SHORT EXERCISE — Each line that holds the word "Безопасный" is to be identified and copied.

RECORDS SUPPLIED —
—————

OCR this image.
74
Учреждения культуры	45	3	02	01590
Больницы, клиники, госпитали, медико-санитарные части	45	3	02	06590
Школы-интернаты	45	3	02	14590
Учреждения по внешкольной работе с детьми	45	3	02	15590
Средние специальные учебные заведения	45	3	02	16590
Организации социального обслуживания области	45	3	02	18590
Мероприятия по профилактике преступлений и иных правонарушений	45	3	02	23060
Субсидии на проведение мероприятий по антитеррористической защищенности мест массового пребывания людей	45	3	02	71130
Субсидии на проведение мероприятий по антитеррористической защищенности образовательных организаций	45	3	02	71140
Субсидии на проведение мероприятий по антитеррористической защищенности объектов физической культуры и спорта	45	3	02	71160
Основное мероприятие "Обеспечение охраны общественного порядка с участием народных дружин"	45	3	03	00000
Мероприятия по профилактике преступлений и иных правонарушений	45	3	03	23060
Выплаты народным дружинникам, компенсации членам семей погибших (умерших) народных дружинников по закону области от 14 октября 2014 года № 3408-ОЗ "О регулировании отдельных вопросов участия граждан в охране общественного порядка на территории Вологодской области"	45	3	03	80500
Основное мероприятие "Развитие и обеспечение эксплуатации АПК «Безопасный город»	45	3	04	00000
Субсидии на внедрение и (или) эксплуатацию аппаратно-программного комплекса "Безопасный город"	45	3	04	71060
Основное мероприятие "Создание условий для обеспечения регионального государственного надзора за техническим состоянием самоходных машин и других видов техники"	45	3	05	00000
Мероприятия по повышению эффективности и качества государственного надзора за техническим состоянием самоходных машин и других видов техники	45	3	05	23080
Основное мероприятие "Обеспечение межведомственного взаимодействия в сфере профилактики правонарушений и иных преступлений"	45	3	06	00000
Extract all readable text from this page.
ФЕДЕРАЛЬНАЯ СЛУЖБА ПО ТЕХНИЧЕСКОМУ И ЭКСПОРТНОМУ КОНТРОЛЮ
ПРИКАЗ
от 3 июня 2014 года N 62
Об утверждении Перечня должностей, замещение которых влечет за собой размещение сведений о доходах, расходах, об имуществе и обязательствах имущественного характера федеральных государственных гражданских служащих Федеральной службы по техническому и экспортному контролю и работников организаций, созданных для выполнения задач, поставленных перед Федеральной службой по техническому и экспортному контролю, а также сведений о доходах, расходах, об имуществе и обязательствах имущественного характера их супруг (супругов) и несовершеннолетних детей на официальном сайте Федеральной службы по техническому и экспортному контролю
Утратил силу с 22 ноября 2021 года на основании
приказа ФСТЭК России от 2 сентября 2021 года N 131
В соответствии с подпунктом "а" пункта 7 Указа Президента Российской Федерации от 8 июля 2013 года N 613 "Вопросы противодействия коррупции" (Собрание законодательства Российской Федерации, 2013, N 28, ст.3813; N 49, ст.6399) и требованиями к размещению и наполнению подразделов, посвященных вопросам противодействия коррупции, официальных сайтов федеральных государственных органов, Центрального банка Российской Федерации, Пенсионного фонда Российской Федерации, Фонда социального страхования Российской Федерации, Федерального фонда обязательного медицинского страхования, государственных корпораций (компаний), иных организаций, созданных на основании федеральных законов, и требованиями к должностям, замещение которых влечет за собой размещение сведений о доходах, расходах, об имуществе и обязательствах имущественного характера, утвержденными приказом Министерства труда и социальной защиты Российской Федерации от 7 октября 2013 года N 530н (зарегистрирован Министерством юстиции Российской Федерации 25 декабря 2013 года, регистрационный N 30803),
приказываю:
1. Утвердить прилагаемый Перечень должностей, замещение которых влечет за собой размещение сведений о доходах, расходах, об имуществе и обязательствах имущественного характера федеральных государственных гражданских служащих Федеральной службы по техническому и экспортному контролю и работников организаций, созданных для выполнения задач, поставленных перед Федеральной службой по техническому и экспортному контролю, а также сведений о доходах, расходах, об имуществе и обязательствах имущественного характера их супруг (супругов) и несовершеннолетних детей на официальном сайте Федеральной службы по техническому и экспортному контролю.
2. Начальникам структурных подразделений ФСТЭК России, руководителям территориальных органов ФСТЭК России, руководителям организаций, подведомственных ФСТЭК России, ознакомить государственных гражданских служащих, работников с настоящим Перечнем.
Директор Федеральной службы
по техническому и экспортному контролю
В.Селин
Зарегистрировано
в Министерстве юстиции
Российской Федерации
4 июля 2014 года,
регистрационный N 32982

—————

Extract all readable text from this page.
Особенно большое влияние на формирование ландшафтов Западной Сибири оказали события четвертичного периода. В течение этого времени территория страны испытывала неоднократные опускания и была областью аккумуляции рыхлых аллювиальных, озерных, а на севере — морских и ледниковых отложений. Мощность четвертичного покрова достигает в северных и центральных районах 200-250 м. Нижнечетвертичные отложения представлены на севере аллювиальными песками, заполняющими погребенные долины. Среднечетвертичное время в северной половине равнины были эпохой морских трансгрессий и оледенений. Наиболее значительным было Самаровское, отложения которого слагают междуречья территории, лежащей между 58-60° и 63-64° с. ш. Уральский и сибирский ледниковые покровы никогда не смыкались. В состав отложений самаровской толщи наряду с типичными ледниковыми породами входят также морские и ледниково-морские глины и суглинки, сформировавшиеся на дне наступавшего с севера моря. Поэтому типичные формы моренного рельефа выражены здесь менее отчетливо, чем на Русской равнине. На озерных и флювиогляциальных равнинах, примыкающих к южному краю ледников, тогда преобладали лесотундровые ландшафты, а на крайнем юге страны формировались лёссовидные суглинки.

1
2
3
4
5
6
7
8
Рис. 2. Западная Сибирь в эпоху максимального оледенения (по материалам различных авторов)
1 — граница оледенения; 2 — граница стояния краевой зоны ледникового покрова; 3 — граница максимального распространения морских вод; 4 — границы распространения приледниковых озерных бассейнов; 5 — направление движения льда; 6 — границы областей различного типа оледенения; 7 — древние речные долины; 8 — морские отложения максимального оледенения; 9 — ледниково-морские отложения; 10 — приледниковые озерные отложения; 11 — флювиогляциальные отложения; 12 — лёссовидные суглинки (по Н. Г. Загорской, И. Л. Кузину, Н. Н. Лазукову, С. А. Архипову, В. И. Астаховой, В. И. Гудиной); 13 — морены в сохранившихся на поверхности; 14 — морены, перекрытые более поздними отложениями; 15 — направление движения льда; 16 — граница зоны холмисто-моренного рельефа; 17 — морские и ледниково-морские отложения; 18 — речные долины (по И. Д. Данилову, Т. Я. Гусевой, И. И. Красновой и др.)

—————

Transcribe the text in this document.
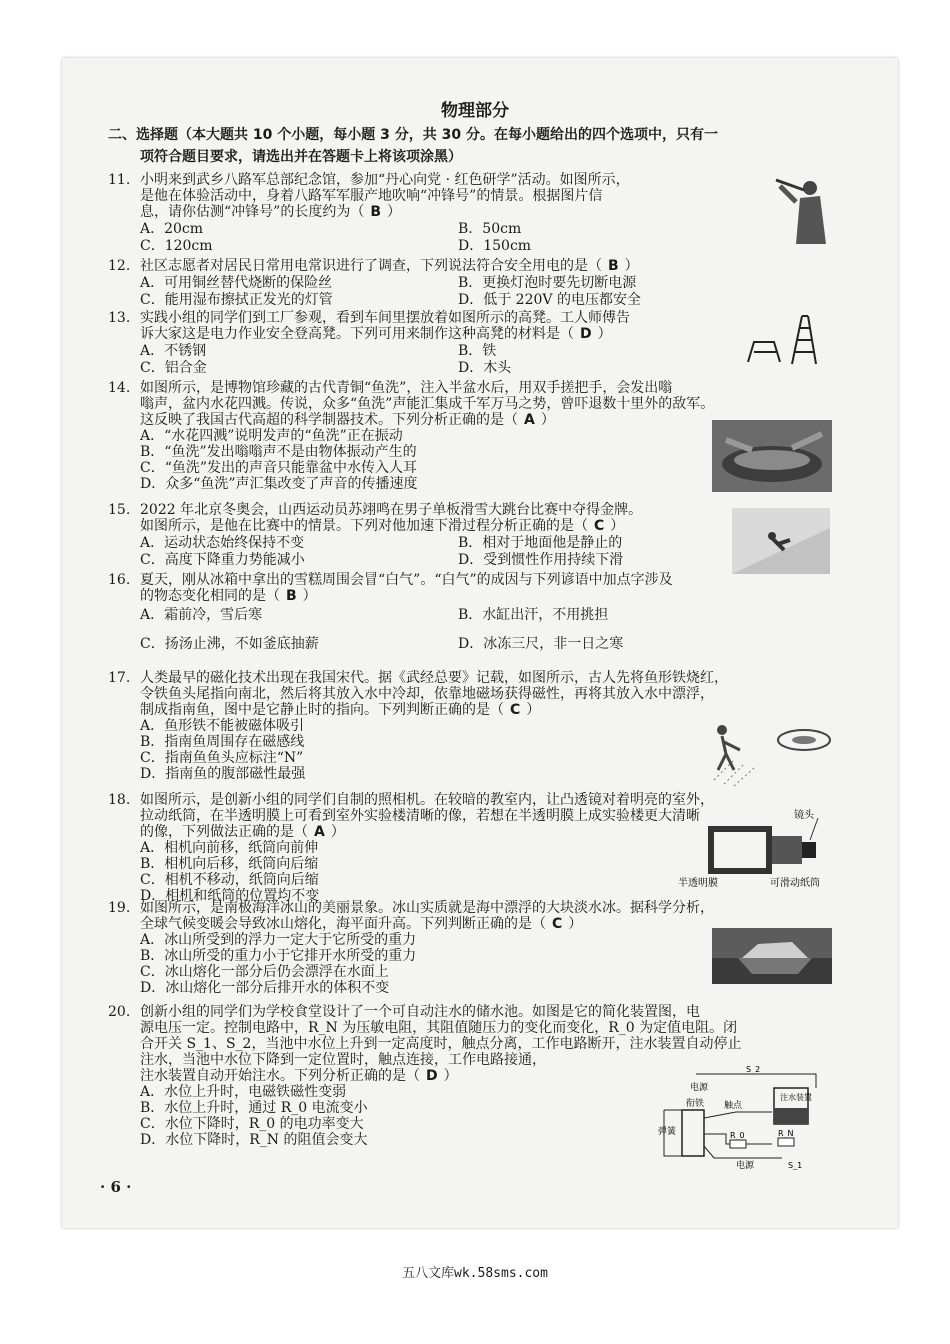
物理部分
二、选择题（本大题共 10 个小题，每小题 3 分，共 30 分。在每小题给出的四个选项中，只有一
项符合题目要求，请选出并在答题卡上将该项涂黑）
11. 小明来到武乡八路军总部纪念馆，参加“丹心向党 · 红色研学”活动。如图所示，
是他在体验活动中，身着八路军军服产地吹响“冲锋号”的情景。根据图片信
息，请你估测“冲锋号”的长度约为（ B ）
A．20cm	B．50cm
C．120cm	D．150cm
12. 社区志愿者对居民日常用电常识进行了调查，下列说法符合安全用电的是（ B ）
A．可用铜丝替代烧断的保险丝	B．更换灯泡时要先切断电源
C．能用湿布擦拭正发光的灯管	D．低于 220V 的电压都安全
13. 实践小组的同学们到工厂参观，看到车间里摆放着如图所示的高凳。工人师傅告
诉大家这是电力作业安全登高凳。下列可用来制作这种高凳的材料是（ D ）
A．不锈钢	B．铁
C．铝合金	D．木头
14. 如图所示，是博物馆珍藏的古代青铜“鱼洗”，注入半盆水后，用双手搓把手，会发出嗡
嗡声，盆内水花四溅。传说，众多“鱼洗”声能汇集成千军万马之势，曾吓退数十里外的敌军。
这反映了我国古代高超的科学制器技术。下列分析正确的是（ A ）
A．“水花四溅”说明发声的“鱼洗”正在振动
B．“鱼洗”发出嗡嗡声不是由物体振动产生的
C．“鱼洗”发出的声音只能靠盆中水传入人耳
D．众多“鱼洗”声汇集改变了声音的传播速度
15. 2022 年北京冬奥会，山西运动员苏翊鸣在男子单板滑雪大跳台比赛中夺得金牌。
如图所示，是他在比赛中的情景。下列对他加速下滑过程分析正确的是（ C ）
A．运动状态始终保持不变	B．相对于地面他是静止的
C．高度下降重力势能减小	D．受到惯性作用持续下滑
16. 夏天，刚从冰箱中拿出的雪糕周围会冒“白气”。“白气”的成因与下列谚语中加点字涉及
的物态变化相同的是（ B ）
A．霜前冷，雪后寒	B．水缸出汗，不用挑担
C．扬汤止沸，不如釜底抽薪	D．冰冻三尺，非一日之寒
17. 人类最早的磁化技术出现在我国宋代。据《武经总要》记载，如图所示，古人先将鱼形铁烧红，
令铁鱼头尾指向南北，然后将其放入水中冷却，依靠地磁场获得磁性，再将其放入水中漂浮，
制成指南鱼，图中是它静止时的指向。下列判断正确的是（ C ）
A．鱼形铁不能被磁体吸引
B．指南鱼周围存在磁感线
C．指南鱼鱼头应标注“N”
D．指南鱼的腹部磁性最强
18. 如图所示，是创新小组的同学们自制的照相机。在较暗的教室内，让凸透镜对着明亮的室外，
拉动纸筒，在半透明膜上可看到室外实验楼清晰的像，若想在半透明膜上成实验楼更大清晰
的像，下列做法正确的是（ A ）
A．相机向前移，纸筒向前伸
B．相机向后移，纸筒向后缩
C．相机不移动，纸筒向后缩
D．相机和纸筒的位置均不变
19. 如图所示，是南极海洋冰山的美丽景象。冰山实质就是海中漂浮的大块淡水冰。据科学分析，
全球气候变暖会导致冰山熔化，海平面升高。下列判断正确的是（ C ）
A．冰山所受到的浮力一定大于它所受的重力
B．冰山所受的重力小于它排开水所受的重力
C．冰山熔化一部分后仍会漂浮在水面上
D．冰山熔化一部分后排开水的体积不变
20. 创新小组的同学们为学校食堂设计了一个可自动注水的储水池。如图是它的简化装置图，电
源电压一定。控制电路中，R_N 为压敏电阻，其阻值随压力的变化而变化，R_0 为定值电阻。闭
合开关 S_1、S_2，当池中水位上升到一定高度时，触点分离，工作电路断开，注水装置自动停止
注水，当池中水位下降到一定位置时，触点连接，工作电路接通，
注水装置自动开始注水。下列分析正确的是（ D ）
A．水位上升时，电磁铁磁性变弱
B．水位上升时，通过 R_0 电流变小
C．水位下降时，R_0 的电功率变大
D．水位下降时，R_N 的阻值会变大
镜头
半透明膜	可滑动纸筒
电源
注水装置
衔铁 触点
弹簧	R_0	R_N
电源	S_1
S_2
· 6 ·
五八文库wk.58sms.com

—————

OUTPUT BELOW —
Основное мероприятие "Развитие и обеспечение эксплуатации АПК «Безопасный город»	45	3	04	00000
Субсидии на внедрение и (или) эксплуатацию аппаратно-программного комплекса "Безопасный город"	45	3	04	71060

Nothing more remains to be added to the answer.